(Source records)
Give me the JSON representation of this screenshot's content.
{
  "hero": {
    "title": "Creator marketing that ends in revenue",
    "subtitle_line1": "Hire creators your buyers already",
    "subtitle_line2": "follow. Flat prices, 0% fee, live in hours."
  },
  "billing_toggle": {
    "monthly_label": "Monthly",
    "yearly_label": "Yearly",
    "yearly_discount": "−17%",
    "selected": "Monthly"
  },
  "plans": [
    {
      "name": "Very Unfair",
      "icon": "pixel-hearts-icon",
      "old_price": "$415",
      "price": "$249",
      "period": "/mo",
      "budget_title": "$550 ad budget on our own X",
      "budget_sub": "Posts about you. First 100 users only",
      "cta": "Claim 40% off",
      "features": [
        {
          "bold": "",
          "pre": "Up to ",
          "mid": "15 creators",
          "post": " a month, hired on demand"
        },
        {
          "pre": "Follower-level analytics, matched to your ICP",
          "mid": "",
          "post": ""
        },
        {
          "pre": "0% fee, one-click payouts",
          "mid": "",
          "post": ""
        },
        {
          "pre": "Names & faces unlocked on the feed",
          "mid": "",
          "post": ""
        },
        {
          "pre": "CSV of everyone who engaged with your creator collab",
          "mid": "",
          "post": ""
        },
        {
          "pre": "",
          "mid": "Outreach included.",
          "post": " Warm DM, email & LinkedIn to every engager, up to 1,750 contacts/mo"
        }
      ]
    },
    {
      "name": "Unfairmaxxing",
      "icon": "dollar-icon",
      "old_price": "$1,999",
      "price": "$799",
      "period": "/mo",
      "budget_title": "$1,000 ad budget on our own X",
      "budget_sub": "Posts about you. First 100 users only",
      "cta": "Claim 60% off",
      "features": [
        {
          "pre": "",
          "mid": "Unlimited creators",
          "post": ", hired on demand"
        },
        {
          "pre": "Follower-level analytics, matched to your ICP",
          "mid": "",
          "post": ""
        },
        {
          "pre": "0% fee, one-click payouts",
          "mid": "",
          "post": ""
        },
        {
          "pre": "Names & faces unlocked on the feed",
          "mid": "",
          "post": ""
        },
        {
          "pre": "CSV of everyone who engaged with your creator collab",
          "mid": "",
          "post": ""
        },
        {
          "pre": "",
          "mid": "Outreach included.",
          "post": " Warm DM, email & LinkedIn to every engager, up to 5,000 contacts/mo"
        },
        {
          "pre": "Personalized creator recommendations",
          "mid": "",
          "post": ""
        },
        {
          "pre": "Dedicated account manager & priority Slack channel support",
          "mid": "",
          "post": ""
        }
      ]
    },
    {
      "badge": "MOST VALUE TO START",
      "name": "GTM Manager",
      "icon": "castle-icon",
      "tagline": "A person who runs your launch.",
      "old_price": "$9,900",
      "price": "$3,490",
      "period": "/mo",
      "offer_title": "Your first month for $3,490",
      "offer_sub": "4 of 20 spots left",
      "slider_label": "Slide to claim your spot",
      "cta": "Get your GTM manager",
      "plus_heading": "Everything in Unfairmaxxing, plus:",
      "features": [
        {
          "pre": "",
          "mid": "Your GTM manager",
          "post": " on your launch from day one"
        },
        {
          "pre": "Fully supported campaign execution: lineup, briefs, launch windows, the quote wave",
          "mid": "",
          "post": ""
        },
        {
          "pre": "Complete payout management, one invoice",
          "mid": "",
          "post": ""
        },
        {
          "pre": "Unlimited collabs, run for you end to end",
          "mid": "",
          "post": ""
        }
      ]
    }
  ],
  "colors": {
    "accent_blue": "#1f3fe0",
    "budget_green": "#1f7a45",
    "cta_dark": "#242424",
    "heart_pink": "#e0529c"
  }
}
...
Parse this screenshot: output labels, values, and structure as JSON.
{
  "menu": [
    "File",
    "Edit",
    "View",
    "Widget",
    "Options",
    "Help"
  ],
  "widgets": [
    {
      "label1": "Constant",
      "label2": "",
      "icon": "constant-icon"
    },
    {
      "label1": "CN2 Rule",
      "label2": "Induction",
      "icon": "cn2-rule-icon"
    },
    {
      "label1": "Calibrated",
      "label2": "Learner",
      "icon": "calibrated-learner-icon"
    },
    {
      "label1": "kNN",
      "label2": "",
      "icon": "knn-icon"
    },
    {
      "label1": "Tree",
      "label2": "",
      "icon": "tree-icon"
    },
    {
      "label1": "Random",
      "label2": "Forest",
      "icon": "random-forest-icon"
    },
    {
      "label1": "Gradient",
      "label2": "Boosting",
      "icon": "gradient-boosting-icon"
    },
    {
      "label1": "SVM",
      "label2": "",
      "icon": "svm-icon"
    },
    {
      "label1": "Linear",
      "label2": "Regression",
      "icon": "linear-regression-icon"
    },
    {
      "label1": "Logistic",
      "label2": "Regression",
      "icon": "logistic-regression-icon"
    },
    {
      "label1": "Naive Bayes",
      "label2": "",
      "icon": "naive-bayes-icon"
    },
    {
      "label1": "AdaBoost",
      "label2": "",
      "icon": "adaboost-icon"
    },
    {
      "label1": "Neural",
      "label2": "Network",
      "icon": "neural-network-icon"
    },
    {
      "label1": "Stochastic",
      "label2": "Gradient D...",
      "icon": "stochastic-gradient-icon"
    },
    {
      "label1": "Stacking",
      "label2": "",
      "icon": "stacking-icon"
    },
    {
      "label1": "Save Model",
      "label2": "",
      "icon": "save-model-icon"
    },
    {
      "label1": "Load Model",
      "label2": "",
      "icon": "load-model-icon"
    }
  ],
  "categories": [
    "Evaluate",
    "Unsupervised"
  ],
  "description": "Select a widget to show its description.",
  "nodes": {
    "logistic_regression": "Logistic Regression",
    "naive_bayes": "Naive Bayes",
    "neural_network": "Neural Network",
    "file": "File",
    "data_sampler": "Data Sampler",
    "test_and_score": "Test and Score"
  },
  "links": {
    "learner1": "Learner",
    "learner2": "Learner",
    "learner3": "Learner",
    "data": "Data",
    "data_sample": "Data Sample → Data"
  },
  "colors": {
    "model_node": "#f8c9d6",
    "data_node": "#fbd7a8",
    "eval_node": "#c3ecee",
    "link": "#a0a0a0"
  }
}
...
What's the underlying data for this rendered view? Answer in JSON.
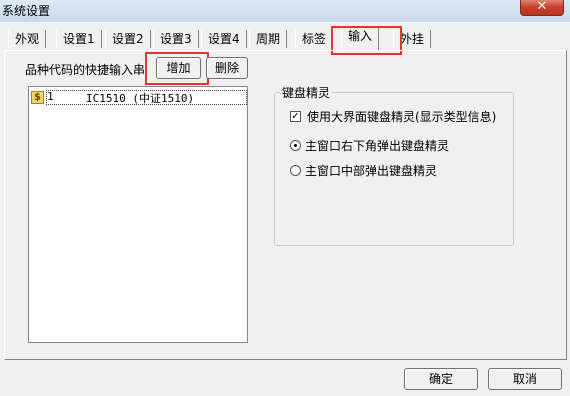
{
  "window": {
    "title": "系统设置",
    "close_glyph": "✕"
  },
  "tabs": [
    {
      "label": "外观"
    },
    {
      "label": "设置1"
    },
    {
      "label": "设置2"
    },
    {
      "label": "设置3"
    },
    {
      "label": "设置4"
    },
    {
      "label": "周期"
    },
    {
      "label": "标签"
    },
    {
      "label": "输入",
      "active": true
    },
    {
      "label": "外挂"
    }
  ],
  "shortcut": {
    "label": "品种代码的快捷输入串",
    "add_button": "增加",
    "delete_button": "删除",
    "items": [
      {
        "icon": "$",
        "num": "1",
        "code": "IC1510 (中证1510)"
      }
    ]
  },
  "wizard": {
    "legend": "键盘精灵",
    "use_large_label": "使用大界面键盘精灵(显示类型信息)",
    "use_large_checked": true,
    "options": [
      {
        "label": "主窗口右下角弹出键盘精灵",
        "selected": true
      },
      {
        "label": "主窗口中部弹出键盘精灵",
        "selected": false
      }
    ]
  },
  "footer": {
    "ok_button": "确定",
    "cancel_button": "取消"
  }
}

EXERCISE DIRECTIONS: Copy out each line of the data containing the string "demand".

RESULT OF THIS TASK:
          "post": " a month, hired on demand"
          "post": ", hired on demand"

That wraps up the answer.